_STATED TASK_:
Extract every line of the material below and reproduce it faithfully.

_MATERIAL PROVIDED_:
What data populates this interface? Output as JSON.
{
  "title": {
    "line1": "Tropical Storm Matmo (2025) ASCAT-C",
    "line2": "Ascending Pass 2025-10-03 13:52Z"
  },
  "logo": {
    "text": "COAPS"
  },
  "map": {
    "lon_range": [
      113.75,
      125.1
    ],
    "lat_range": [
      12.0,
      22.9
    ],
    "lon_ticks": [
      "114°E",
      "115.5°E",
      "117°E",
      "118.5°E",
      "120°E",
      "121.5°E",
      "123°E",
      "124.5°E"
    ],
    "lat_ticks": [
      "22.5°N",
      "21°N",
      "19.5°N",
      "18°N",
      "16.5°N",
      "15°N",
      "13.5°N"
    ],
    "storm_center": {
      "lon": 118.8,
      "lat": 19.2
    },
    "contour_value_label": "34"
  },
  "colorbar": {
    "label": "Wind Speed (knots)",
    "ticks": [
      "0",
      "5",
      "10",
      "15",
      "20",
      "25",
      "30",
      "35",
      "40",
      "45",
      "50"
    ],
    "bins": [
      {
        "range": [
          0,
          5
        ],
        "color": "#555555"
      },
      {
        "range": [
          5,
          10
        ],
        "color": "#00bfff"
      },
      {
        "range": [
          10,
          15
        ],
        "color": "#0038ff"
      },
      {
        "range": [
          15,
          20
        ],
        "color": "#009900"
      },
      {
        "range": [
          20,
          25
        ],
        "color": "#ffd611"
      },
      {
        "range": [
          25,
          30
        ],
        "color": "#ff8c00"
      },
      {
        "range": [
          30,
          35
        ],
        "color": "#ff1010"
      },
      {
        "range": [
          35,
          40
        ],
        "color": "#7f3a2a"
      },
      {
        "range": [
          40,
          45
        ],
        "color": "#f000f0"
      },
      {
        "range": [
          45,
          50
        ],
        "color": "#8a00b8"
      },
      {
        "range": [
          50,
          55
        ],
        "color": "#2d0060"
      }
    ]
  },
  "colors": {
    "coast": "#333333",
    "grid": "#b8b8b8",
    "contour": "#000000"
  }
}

_RESPONSE TO THIS EXERCISE_:
What data populates this interface? Output as JSON.
{
  "title": {
    "line1": "Tropical Storm Matmo (2025) ASCAT-C",
    "line2": "Ascending Pass 2025-10-03 13:52Z"
  },
  "logo": {
    "text": "COAPS"
  },
  "map": {
    "lon_range": [
      113.75,
      125.1
    ],
    "lat_range": [
      12.0,
      22.9
    ],
    "lon_ticks": [
      "114°E",
      "115.5°E",
      "117°E",
      "118.5°E",
      "120°E",
      "121.5°E",
      "123°E",
      "124.5°E"
    ],
    "lat_ticks": [
      "22.5°N",
      "21°N",
      "19.5°N",
      "18°N",
      "16.5°N",
      "15°N",
      "13.5°N"
    ],
    "storm_center": {
      "lon": 118.8,
      "lat": 19.2
    },
    "contour_value_label": "34"
  },
  "colorbar": {
    "label": "Wind Speed (knots)",
    "ticks": [
      "0",
      "5",
      "10",
      "15",
      "20",
      "25",
      "30",
      "35",
      "40",
      "45",
      "50"
    ],
    "bins": [
      {
        "range": [
          0,
          5
        ],
        "color": "#555555"
      },
      {
        "range": [
          5,
          10
        ],
        "color": "#00bfff"
      },
      {
        "range": [
          10,
          15
        ],
        "color": "#0038ff"
      },
      {
        "range": [
          15,
          20
        ],
        "color": "#009900"
      },
      {
        "range": [
          20,
          25
        ],
        "color": "#ffd611"
      },
      {
        "range": [
          25,
          30
        ],
        "color": "#ff8c00"
      },
      {
        "range": [
          30,
          35
        ],
        "color": "#ff1010"
      },
      {
        "range": [
          35,
          40
        ],
        "color": "#7f3a2a"
      },
      {
        "range": [
          40,
          45
        ],
        "color": "#f000f0"
      },
      {
        "range": [
          45,
          50
        ],
        "color": "#8a00b8"
      },
      {
        "range": [
          50,
          55
        ],
        "color": "#2d0060"
      }
    ]
  },
  "colors": {
    "coast": "#333333",
    "grid": "#b8b8b8",
    "contour": "#000000"
  }
}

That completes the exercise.